======== EXTRACTED TEXT

At 10/19/2005 2:50 PM, Anonymous Anonymous said...

I grew up in New Jersey, and always had trouble with the Christian religion being forced on students. Bear in mind I'm saying this, and I was brought up Catholic. My high school was comprised of 30 percent Jewish students, and Christmas time was always a problem. Teachers would subject the Jewish students to Christmas decorations, table-top Christmas trees, Santa, and Christmas gift exchanges and grab bags--even though they didn't practice Christmas. The Menorah was not equally displayed, and Channakuh only got a brief, passing mention, at best. There was also a good percentage of Jehovah's Witnesses at my high school that would miss a lot of classwork because their parents asked to excuse their kids from classes where teachers forced Christmas on them. I felt that year after year Christmas was being forced on people who didn't want to participate in this holiday. Also, the same deal with Easter, Easter eggs, the Easter bunny, and Good Friday. Jewish holidays got little or no attention, while Christian holidays were prominent and forced upon people.
If this teacher wants to pray with his team, then he really should be asking for a job at a private Christian school. Then he can pray all he wants with people who are on the same page as he is. As for me, I lost faith in Christianity altogether because most believers participate in cult-like endeavors, like forcing people to believe; condemning those who don't believe; putting shame and guilt on people who don't convert etc., etc.

 

At 10/19/2005 3:05 PM, Blogger Gisela said...

I couldn't agree more with you - religion is private. In addition, I haven't seen one country yet where the lack of separation between church and state generated a positive effect.

But these days in America, you can never know: intelligent design/creationism is being taught in science class; we have a Supreme Court nominee who has been nominated in part because of the role religion plays in her life (and some are asking, what's the other part); we have Palm Sunday compromises and so forth.

 

At 10/19/2005 4:20 PM, Anonymous Jonathan Dresner said...

================
======== DATASET CONTENT

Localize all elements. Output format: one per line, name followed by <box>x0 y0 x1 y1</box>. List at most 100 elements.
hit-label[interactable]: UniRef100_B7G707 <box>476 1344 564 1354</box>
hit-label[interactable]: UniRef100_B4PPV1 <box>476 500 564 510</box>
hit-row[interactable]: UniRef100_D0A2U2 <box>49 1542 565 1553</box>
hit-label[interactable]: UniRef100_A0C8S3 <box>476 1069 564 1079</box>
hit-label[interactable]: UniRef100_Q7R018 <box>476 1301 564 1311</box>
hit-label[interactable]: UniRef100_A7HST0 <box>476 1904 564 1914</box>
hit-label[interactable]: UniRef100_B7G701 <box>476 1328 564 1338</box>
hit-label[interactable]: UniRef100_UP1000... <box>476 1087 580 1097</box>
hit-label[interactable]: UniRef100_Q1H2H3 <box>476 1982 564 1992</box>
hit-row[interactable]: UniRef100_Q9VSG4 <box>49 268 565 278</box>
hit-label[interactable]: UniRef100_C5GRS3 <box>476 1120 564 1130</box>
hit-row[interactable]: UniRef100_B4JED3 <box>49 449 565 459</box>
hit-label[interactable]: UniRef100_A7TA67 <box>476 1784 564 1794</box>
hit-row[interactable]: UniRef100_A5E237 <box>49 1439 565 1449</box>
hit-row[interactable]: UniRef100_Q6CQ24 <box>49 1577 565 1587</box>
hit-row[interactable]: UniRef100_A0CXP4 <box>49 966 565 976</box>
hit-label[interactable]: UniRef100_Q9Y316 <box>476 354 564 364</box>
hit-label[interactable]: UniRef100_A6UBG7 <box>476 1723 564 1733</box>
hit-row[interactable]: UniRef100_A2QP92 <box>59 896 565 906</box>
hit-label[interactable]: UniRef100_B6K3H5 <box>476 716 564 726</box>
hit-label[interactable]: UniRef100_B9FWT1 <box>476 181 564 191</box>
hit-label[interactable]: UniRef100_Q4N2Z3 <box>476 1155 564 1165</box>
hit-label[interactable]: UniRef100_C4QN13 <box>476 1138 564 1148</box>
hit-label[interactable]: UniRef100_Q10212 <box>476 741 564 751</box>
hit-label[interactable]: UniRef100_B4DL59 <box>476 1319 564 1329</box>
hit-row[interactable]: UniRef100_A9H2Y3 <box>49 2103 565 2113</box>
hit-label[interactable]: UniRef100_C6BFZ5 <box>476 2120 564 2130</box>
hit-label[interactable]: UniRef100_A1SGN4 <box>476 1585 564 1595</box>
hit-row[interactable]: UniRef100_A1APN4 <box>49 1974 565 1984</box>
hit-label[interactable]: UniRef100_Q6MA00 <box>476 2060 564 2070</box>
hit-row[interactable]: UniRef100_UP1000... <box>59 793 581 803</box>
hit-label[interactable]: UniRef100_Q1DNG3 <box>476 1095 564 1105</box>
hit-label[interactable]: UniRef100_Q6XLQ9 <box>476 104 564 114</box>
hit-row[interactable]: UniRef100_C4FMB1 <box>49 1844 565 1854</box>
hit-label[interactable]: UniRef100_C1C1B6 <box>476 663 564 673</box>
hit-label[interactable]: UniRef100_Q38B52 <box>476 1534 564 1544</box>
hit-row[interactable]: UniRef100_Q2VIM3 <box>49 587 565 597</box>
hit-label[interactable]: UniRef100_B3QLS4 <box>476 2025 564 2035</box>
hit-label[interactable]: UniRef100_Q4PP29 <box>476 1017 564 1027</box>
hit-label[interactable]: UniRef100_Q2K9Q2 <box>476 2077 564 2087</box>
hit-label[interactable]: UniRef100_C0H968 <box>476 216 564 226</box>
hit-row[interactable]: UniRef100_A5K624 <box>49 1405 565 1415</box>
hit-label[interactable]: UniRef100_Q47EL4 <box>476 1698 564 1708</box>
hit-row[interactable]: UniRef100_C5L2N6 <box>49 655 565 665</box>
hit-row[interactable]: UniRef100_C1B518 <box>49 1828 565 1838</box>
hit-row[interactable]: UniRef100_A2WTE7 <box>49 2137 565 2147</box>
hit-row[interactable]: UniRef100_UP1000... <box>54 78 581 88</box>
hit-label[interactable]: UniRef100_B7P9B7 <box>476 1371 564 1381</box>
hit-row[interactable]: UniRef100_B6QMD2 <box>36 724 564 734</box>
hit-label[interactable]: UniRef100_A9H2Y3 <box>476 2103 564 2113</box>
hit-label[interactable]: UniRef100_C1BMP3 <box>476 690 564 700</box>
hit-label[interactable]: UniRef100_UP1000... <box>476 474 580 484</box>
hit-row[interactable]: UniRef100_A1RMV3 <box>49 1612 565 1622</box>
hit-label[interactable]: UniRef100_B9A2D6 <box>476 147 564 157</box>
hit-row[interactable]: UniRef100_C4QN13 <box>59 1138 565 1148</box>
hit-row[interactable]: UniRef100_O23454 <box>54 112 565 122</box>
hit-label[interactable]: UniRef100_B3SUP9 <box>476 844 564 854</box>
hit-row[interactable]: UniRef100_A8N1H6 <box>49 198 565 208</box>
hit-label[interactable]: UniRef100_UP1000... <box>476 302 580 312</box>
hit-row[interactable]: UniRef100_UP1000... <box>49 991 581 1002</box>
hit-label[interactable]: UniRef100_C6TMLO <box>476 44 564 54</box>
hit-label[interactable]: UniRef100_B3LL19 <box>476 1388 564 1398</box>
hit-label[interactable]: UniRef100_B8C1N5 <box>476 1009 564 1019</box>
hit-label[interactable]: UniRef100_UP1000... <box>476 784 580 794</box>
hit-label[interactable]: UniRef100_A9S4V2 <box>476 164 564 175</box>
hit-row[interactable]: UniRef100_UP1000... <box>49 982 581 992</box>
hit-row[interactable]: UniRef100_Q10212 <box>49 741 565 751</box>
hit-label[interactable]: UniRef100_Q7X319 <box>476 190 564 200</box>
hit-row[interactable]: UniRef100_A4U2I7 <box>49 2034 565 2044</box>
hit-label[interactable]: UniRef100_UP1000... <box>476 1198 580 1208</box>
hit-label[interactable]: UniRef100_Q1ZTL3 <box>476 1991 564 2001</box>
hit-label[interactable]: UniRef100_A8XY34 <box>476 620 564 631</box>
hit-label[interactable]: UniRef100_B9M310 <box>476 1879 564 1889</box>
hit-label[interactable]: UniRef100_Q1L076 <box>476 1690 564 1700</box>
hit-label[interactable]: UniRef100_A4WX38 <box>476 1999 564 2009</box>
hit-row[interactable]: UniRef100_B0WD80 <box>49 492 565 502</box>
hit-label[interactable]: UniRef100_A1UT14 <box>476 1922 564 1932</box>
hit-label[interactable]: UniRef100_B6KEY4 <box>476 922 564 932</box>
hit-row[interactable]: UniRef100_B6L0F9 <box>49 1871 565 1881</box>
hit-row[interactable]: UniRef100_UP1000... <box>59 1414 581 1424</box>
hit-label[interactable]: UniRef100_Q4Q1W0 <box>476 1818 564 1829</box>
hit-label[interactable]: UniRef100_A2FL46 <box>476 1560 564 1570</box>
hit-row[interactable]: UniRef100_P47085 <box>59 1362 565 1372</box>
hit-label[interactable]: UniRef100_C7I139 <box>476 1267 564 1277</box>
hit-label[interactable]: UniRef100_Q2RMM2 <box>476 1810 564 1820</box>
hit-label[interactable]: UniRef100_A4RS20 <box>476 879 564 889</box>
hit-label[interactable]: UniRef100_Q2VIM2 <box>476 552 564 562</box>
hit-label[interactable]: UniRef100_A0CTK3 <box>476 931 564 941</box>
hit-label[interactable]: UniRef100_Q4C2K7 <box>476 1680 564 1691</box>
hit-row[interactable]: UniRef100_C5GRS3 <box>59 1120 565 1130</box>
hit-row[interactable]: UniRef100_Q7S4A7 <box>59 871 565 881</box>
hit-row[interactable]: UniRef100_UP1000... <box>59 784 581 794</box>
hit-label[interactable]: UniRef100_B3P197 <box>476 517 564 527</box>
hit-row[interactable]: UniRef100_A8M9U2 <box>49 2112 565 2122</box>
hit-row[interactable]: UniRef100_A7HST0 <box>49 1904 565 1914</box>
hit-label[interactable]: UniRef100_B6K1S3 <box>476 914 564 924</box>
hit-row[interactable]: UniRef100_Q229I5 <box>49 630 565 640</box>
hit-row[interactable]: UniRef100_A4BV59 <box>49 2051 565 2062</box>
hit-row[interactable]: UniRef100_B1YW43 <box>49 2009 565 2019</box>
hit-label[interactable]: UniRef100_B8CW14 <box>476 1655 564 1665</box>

================

## YOUR OBJECTIVE
Copy the blog comments above from "I couldn't agree" up to and including "Anonymous Jonathan Dresner said...", substituting "biology class" for "science class".

## YOUR SOLUTION
I couldn't agree more with you - religion is private. In addition, I haven't seen one country yet where the lack of separation between church and state generated a positive effect.

But these days in America, you can never know: intelligent design/creationism is being taught in biology class; we have a Supreme Court nominee who has been nominated in part because of the role religion plays in her life (and some are asking, what's the other part); we have Palm Sunday compromises and so forth.

 

At 10/19/2005 4:20 PM, Anonymous Jonathan Dresner said...